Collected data
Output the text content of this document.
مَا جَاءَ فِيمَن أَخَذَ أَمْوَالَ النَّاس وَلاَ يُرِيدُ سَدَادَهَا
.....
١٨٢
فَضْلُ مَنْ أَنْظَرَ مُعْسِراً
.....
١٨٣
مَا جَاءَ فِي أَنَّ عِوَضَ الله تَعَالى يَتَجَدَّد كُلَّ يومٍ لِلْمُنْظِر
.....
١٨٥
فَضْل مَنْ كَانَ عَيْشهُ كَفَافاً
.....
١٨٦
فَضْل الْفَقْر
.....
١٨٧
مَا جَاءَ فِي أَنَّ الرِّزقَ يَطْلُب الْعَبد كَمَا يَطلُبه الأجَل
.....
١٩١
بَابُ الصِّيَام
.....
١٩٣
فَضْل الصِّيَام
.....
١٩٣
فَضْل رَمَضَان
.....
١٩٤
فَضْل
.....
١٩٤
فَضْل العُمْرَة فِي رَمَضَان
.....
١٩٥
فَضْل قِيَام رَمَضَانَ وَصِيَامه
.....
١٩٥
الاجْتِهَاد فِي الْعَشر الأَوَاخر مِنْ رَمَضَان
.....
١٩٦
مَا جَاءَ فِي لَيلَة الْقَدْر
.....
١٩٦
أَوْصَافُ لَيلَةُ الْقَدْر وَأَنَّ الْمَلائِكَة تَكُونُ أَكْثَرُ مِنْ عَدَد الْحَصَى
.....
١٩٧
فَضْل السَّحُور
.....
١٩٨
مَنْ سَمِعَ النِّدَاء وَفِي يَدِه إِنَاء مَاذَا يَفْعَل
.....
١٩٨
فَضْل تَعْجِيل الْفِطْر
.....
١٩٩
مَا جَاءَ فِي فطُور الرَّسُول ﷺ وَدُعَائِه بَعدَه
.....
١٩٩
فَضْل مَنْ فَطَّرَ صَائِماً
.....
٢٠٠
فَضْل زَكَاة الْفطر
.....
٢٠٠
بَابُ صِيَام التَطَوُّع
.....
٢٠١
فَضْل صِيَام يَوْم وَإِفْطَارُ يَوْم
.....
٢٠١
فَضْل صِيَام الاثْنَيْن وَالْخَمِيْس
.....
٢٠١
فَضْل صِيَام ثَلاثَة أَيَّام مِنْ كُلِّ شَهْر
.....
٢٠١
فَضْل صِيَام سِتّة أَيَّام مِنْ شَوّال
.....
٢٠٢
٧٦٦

**DIRECTIONS**.
Copy every line of the records word for word.

**ANSWER TO THIS PROBLEM**.
Output the text content of this document.
مَا جَاءَ فِيمَن أَخَذَ أَمْوَالَ النَّاس وَلاَ يُرِيدُ سَدَادَهَا
.....
١٨٢
فَضْلُ مَنْ أَنْظَرَ مُعْسِراً
.....
١٨٣
مَا جَاءَ فِي أَنَّ عِوَضَ الله تَعَالى يَتَجَدَّد كُلَّ يومٍ لِلْمُنْظِر
.....
١٨٥
فَضْل مَنْ كَانَ عَيْشهُ كَفَافاً
.....
١٨٦
فَضْل الْفَقْر
.....
١٨٧
مَا جَاءَ فِي أَنَّ الرِّزقَ يَطْلُب الْعَبد كَمَا يَطلُبه الأجَل
.....
١٩١
بَابُ الصِّيَام
.....
١٩٣
فَضْل الصِّيَام
.....
١٩٣
فَضْل رَمَضَان
.....
١٩٤
فَضْل
.....
١٩٤
فَضْل العُمْرَة فِي رَمَضَان
.....
١٩٥
فَضْل قِيَام رَمَضَانَ وَصِيَامه
.....
١٩٥
الاجْتِهَاد فِي الْعَشر الأَوَاخر مِنْ رَمَضَان
.....
١٩٦
مَا جَاءَ فِي لَيلَة الْقَدْر
.....
١٩٦
أَوْصَافُ لَيلَةُ الْقَدْر وَأَنَّ الْمَلائِكَة تَكُونُ أَكْثَرُ مِنْ عَدَد الْحَصَى
.....
١٩٧
فَضْل السَّحُور
.....
١٩٨
مَنْ سَمِعَ النِّدَاء وَفِي يَدِه إِنَاء مَاذَا يَفْعَل
.....
١٩٨
فَضْل تَعْجِيل الْفِطْر
.....
١٩٩
مَا جَاءَ فِي فطُور الرَّسُول ﷺ وَدُعَائِه بَعدَه
.....
١٩٩
فَضْل مَنْ فَطَّرَ صَائِماً
.....
٢٠٠
فَضْل زَكَاة الْفطر
.....
٢٠٠
بَابُ صِيَام التَطَوُّع
.....
٢٠١
فَضْل صِيَام يَوْم وَإِفْطَارُ يَوْم
.....
٢٠١
فَضْل صِيَام الاثْنَيْن وَالْخَمِيْس
.....
٢٠١
فَضْل صِيَام ثَلاثَة أَيَّام مِنْ كُلِّ شَهْر
.....
٢٠١
فَضْل صِيَام سِتّة أَيَّام مِنْ شَوّال
.....
٢٠٢
٧٦٦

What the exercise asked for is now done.